◆ **Instructions for the task**
Keep the wording of each record exactly the same when you repeat it, and leave out pictures.

(Provided data)

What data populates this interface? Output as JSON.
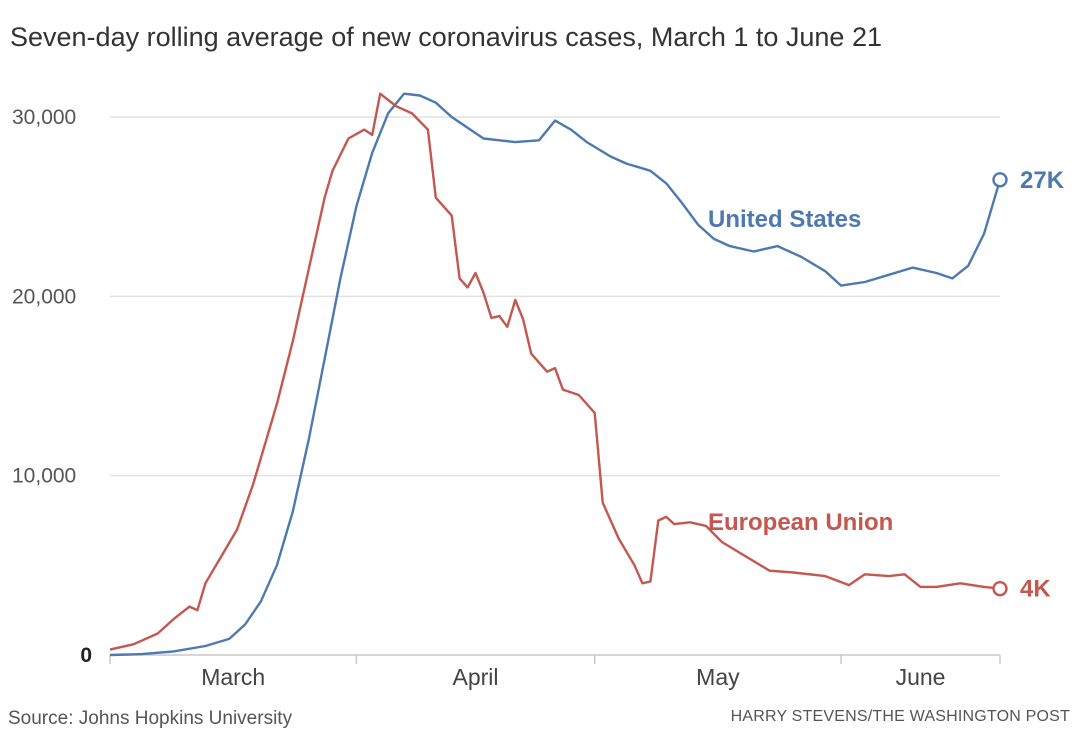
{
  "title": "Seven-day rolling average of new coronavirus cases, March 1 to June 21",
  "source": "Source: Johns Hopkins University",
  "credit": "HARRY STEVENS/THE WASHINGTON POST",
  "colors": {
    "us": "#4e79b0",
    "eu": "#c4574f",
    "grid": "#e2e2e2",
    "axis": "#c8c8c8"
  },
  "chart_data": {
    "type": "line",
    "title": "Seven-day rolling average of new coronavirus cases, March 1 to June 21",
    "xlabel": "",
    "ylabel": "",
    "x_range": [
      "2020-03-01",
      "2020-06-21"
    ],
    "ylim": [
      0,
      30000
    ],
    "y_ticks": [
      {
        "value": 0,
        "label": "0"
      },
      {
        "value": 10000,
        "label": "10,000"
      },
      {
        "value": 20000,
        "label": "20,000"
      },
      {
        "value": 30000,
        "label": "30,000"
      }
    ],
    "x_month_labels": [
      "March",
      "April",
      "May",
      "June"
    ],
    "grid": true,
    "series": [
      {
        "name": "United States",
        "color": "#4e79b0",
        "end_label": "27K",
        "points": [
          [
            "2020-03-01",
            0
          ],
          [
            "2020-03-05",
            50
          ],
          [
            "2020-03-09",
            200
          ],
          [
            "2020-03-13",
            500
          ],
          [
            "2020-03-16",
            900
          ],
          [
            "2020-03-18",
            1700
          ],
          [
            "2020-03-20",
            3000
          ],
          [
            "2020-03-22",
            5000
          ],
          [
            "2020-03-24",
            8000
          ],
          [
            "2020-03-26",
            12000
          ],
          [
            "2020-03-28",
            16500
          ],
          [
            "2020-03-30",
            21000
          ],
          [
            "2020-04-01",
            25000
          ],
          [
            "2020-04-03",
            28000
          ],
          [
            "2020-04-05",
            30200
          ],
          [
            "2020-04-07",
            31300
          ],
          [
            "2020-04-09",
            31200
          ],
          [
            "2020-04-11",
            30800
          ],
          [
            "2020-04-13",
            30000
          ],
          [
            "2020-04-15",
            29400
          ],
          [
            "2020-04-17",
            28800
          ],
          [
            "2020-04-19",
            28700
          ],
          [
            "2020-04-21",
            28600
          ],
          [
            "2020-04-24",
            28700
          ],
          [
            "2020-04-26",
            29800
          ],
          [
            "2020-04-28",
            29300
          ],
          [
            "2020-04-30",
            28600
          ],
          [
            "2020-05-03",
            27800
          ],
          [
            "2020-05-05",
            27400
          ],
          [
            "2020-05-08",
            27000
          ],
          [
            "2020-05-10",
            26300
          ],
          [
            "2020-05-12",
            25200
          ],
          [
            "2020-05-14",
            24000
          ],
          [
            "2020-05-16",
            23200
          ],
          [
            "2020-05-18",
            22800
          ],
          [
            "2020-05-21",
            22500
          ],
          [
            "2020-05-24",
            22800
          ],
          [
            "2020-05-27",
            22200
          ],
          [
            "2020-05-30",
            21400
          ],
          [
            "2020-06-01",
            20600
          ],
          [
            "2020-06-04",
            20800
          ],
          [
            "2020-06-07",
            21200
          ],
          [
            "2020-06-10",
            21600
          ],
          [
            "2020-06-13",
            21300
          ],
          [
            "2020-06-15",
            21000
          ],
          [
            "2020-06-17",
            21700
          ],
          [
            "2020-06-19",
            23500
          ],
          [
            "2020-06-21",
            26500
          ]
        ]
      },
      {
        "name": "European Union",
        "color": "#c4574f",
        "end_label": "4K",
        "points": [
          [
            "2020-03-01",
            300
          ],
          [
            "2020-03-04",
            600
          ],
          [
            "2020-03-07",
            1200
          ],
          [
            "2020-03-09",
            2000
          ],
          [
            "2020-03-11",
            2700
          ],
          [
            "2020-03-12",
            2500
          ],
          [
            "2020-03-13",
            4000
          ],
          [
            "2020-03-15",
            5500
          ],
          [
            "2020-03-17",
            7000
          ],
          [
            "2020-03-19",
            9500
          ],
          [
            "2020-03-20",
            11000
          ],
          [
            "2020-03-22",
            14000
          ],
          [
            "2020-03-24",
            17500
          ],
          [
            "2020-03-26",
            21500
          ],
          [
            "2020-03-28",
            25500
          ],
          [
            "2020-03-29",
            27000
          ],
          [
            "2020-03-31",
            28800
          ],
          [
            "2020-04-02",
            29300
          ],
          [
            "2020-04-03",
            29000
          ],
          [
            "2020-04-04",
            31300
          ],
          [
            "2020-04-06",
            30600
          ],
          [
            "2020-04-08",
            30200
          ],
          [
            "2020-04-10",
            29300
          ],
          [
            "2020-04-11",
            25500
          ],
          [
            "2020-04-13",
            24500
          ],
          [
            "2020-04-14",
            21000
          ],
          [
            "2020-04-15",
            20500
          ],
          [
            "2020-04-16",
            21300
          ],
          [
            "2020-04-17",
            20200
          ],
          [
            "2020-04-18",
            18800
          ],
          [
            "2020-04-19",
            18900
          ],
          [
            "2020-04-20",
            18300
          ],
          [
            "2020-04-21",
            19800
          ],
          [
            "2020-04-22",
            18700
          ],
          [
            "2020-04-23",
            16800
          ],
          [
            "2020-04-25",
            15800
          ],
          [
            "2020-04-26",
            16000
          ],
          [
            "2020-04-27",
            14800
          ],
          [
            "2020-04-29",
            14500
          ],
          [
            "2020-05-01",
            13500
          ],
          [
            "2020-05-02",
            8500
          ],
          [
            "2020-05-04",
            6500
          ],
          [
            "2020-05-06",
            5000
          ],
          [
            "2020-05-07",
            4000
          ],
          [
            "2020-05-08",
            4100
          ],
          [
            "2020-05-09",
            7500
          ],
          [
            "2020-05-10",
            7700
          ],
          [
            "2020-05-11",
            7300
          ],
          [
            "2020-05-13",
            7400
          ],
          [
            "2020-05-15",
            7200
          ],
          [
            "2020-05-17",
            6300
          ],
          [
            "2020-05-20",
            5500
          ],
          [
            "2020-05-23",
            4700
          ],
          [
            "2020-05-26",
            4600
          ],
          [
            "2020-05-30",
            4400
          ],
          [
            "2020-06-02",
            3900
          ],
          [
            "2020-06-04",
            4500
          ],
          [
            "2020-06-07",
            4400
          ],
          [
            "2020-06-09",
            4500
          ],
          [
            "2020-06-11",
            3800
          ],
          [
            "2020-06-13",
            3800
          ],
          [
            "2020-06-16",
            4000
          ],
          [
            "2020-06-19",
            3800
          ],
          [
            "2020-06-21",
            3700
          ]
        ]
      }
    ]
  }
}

(End Provided data)

◆ **Answer for this exercise**
What data populates this interface? Output as JSON.
{
  "title": "Seven-day rolling average of new coronavirus cases, March 1 to June 21",
  "source": "Source: Johns Hopkins University",
  "credit": "HARRY STEVENS/THE WASHINGTON POST",
  "colors": {
    "us": "#4e79b0",
    "eu": "#c4574f",
    "grid": "#e2e2e2",
    "axis": "#c8c8c8"
  },
  "chart_data": {
    "type": "line",
    "title": "Seven-day rolling average of new coronavirus cases, March 1 to June 21",
    "xlabel": "",
    "ylabel": "",
    "x_range": [
      "2020-03-01",
      "2020-06-21"
    ],
    "ylim": [
      0,
      30000
    ],
    "y_ticks": [
      {
        "value": 0,
        "label": "0"
      },
      {
        "value": 10000,
        "label": "10,000"
      },
      {
        "value": 20000,
        "label": "20,000"
      },
      {
        "value": 30000,
        "label": "30,000"
      }
    ],
    "x_month_labels": [
      "March",
      "April",
      "May",
      "June"
    ],
    "grid": true,
    "series": [
      {
        "name": "United States",
        "color": "#4e79b0",
        "end_label": "27K",
        "points": [
          [
            "2020-03-01",
            0
          ],
          [
            "2020-03-05",
            50
          ],
          [
            "2020-03-09",
            200
          ],
          [
            "2020-03-13",
            500
          ],
          [
            "2020-03-16",
            900
          ],
          [
            "2020-03-18",
            1700
          ],
          [
            "2020-03-20",
            3000
          ],
          [
            "2020-03-22",
            5000
          ],
          [
            "2020-03-24",
            8000
          ],
          [
            "2020-03-26",
            12000
          ],
          [
            "2020-03-28",
            16500
          ],
          [
            "2020-03-30",
            21000
          ],
          [
            "2020-04-01",
            25000
          ],
          [
            "2020-04-03",
            28000
          ],
          [
            "2020-04-05",
            30200
          ],
          [
            "2020-04-07",
            31300
          ],
          [
            "2020-04-09",
            31200
          ],
          [
            "2020-04-11",
            30800
          ],
          [
            "2020-04-13",
            30000
          ],
          [
            "2020-04-15",
            29400
          ],
          [
            "2020-04-17",
            28800
          ],
          [
            "2020-04-19",
            28700
          ],
          [
            "2020-04-21",
            28600
          ],
          [
            "2020-04-24",
            28700
          ],
          [
            "2020-04-26",
            29800
          ],
          [
            "2020-04-28",
            29300
          ],
          [
            "2020-04-30",
            28600
          ],
          [
            "2020-05-03",
            27800
          ],
          [
            "2020-05-05",
            27400
          ],
          [
            "2020-05-08",
            27000
          ],
          [
            "2020-05-10",
            26300
          ],
          [
            "2020-05-12",
            25200
          ],
          [
            "2020-05-14",
            24000
          ],
          [
            "2020-05-16",
            23200
          ],
          [
            "2020-05-18",
            22800
          ],
          [
            "2020-05-21",
            22500
          ],
          [
            "2020-05-24",
            22800
          ],
          [
            "2020-05-27",
            22200
          ],
          [
            "2020-05-30",
            21400
          ],
          [
            "2020-06-01",
            20600
          ],
          [
            "2020-06-04",
            20800
          ],
          [
            "2020-06-07",
            21200
          ],
          [
            "2020-06-10",
            21600
          ],
          [
            "2020-06-13",
            21300
          ],
          [
            "2020-06-15",
            21000
          ],
          [
            "2020-06-17",
            21700
          ],
          [
            "2020-06-19",
            23500
          ],
          [
            "2020-06-21",
            26500
          ]
        ]
      },
      {
        "name": "European Union",
        "color": "#c4574f",
        "end_label": "4K",
        "points": [
          [
            "2020-03-01",
            300
          ],
          [
            "2020-03-04",
            600
          ],
          [
            "2020-03-07",
            1200
          ],
          [
            "2020-03-09",
            2000
          ],
          [
            "2020-03-11",
            2700
          ],
          [
            "2020-03-12",
            2500
          ],
          [
            "2020-03-13",
            4000
          ],
          [
            "2020-03-15",
            5500
          ],
          [
            "2020-03-17",
            7000
          ],
          [
            "2020-03-19",
            9500
          ],
          [
            "2020-03-20",
            11000
          ],
          [
            "2020-03-22",
            14000
          ],
          [
            "2020-03-24",
            17500
          ],
          [
            "2020-03-26",
            21500
          ],
          [
            "2020-03-28",
            25500
          ],
          [
            "2020-03-29",
            27000
          ],
          [
            "2020-03-31",
            28800
          ],
          [
            "2020-04-02",
            29300
          ],
          [
            "2020-04-03",
            29000
          ],
          [
            "2020-04-04",
            31300
          ],
          [
            "2020-04-06",
            30600
          ],
          [
            "2020-04-08",
            30200
          ],
          [
            "2020-04-10",
            29300
          ],
          [
            "2020-04-11",
            25500
          ],
          [
            "2020-04-13",
            24500
          ],
          [
            "2020-04-14",
            21000
          ],
          [
            "2020-04-15",
            20500
          ],
          [
            "2020-04-16",
            21300
          ],
          [
            "2020-04-17",
            20200
          ],
          [
            "2020-04-18",
            18800
          ],
          [
            "2020-04-19",
            18900
          ],
          [
            "2020-04-20",
            18300
          ],
          [
            "2020-04-21",
            19800
          ],
          [
            "2020-04-22",
            18700
          ],
          [
            "2020-04-23",
            16800
          ],
          [
            "2020-04-25",
            15800
          ],
          [
            "2020-04-26",
            16000
          ],
          [
            "2020-04-27",
            14800
          ],
          [
            "2020-04-29",
            14500
          ],
          [
            "2020-05-01",
            13500
          ],
          [
            "2020-05-02",
            8500
          ],
          [
            "2020-05-04",
            6500
          ],
          [
            "2020-05-06",
            5000
          ],
          [
            "2020-05-07",
            4000
          ],
          [
            "2020-05-08",
            4100
          ],
          [
            "2020-05-09",
            7500
          ],
          [
            "2020-05-10",
            7700
          ],
          [
            "2020-05-11",
            7300
          ],
          [
            "2020-05-13",
            7400
          ],
          [
            "2020-05-15",
            7200
          ],
          [
            "2020-05-17",
            6300
          ],
          [
            "2020-05-20",
            5500
          ],
          [
            "2020-05-23",
            4700
          ],
          [
            "2020-05-26",
            4600
          ],
          [
            "2020-05-30",
            4400
          ],
          [
            "2020-06-02",
            3900
          ],
          [
            "2020-06-04",
            4500
          ],
          [
            "2020-06-07",
            4400
          ],
          [
            "2020-06-09",
            4500
          ],
          [
            "2020-06-11",
            3800
          ],
          [
            "2020-06-13",
            3800
          ],
          [
            "2020-06-16",
            4000
          ],
          [
            "2020-06-19",
            3800
          ],
          [
            "2020-06-21",
            3700
          ]
        ]
      }
    ]
  }
}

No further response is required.